● The problem
Reproduce each record below exactly as written.

-------- Provided data --------

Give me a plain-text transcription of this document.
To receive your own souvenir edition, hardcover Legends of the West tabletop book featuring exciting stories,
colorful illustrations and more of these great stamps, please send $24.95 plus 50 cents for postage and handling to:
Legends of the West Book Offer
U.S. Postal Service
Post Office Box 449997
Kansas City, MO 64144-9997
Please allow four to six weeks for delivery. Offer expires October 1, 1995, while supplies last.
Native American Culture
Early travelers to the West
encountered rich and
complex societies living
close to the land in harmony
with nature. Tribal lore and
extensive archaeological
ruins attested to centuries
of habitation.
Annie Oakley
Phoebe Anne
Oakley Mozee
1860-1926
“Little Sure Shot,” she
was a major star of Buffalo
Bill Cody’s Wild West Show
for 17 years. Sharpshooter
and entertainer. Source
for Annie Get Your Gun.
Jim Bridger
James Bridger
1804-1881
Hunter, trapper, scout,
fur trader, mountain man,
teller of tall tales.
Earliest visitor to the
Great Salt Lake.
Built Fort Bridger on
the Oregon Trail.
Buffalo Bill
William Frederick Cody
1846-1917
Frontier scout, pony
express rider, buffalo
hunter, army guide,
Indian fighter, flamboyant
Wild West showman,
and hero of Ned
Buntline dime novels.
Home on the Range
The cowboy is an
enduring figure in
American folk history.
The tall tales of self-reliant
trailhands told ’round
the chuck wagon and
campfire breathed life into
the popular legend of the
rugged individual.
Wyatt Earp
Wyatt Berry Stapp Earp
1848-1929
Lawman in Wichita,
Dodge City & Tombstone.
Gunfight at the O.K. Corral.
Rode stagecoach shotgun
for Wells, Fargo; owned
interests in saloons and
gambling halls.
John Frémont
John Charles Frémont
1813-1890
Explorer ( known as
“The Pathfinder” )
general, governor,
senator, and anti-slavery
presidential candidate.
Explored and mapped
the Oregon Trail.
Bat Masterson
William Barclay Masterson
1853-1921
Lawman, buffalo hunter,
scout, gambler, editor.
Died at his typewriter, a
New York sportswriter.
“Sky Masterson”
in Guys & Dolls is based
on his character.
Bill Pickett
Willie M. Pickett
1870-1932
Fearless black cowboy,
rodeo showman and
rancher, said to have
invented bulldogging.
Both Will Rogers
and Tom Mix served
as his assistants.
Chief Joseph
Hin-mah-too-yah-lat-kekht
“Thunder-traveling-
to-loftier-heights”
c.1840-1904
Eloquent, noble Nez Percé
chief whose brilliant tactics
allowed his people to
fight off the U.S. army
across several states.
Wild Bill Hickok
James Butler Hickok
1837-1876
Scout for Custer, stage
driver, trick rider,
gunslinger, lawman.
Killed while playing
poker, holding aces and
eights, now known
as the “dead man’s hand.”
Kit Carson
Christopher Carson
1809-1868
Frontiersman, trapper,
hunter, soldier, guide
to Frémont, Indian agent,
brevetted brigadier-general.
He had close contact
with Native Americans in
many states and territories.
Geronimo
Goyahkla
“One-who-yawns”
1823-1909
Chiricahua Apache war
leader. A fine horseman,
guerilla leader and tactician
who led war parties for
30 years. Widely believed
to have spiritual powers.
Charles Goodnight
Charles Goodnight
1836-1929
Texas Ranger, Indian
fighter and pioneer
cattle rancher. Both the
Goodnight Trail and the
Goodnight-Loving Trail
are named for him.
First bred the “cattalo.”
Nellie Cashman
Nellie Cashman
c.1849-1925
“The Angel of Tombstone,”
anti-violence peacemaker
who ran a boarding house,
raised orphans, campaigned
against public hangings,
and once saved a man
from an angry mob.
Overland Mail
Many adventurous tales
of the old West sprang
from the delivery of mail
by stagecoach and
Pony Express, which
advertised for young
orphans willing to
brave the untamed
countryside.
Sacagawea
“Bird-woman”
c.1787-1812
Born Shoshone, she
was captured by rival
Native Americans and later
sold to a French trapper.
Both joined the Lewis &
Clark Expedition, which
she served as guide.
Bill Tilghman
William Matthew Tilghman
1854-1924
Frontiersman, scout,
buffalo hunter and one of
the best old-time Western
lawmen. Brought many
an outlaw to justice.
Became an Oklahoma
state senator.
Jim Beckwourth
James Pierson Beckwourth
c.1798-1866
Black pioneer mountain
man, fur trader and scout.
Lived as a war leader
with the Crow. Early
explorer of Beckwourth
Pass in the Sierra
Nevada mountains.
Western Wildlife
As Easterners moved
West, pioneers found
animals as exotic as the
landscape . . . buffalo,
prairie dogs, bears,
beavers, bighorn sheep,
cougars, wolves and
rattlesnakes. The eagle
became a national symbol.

--------

● Exercise response
Give me a plain-text transcription of this document.
To receive your own souvenir edition, hardcover Legends of the West tabletop book featuring exciting stories,
colorful illustrations and more of these great stamps, please send $24.95 plus 50 cents for postage and handling to:
Legends of the West Book Offer
U.S. Postal Service
Post Office Box 449997
Kansas City, MO 64144-9997
Please allow four to six weeks for delivery. Offer expires October 1, 1995, while supplies last.
Native American Culture
Early travelers to the West
encountered rich and
complex societies living
close to the land in harmony
with nature. Tribal lore and
extensive archaeological
ruins attested to centuries
of habitation.
Annie Oakley
Phoebe Anne
Oakley Mozee
1860-1926
“Little Sure Shot,” she
was a major star of Buffalo
Bill Cody’s Wild West Show
for 17 years. Sharpshooter
and entertainer. Source
for Annie Get Your Gun.
Jim Bridger
James Bridger
1804-1881
Hunter, trapper, scout,
fur trader, mountain man,
teller of tall tales.
Earliest visitor to the
Great Salt Lake.
Built Fort Bridger on
the Oregon Trail.
Buffalo Bill
William Frederick Cody
1846-1917
Frontier scout, pony
express rider, buffalo
hunter, army guide,
Indian fighter, flamboyant
Wild West showman,
and hero of Ned
Buntline dime novels.
Home on the Range
The cowboy is an
enduring figure in
American folk history.
The tall tales of self-reliant
trailhands told ’round
the chuck wagon and
campfire breathed life into
the popular legend of the
rugged individual.
Wyatt Earp
Wyatt Berry Stapp Earp
1848-1929
Lawman in Wichita,
Dodge City & Tombstone.
Gunfight at the O.K. Corral.
Rode stagecoach shotgun
for Wells, Fargo; owned
interests in saloons and
gambling halls.
John Frémont
John Charles Frémont
1813-1890
Explorer ( known as
“The Pathfinder” )
general, governor,
senator, and anti-slavery
presidential candidate.
Explored and mapped
the Oregon Trail.
Bat Masterson
William Barclay Masterson
1853-1921
Lawman, buffalo hunter,
scout, gambler, editor.
Died at his typewriter, a
New York sportswriter.
“Sky Masterson”
in Guys & Dolls is based
on his character.
Bill Pickett
Willie M. Pickett
1870-1932
Fearless black cowboy,
rodeo showman and
rancher, said to have
invented bulldogging.
Both Will Rogers
and Tom Mix served
as his assistants.
Chief Joseph
Hin-mah-too-yah-lat-kekht
“Thunder-traveling-
to-loftier-heights”
c.1840-1904
Eloquent, noble Nez Percé
chief whose brilliant tactics
allowed his people to
fight off the U.S. army
across several states.
Wild Bill Hickok
James Butler Hickok
1837-1876
Scout for Custer, stage
driver, trick rider,
gunslinger, lawman.
Killed while playing
poker, holding aces and
eights, now known
as the “dead man’s hand.”
Kit Carson
Christopher Carson
1809-1868
Frontiersman, trapper,
hunter, soldier, guide
to Frémont, Indian agent,
brevetted brigadier-general.
He had close contact
with Native Americans in
many states and territories.
Geronimo
Goyahkla
“One-who-yawns”
1823-1909
Chiricahua Apache war
leader. A fine horseman,
guerilla leader and tactician
who led war parties for
30 years. Widely believed
to have spiritual powers.
Charles Goodnight
Charles Goodnight
1836-1929
Texas Ranger, Indian
fighter and pioneer
cattle rancher. Both the
Goodnight Trail and the
Goodnight-Loving Trail
are named for him.
First bred the “cattalo.”
Nellie Cashman
Nellie Cashman
c.1849-1925
“The Angel of Tombstone,”
anti-violence peacemaker
who ran a boarding house,
raised orphans, campaigned
against public hangings,
and once saved a man
from an angry mob.
Overland Mail
Many adventurous tales
of the old West sprang
from the delivery of mail
by stagecoach and
Pony Express, which
advertised for young
orphans willing to
brave the untamed
countryside.
Sacagawea
“Bird-woman”
c.1787-1812
Born Shoshone, she
was captured by rival
Native Americans and later
sold to a French trapper.
Both joined the Lewis &
Clark Expedition, which
she served as guide.
Bill Tilghman
William Matthew Tilghman
1854-1924
Frontiersman, scout,
buffalo hunter and one of
the best old-time Western
lawmen. Brought many
an outlaw to justice.
Became an Oklahoma
state senator.
Jim Beckwourth
James Pierson Beckwourth
c.1798-1866
Black pioneer mountain
man, fur trader and scout.
Lived as a war leader
with the Crow. Early
explorer of Beckwourth
Pass in the Sierra
Nevada mountains.
Western Wildlife
As Easterners moved
West, pioneers found
animals as exotic as the
landscape . . . buffalo,
prairie dogs, bears,
beavers, bighorn sheep,
cougars, wolves and
rattlesnakes. The eagle
became a national symbol.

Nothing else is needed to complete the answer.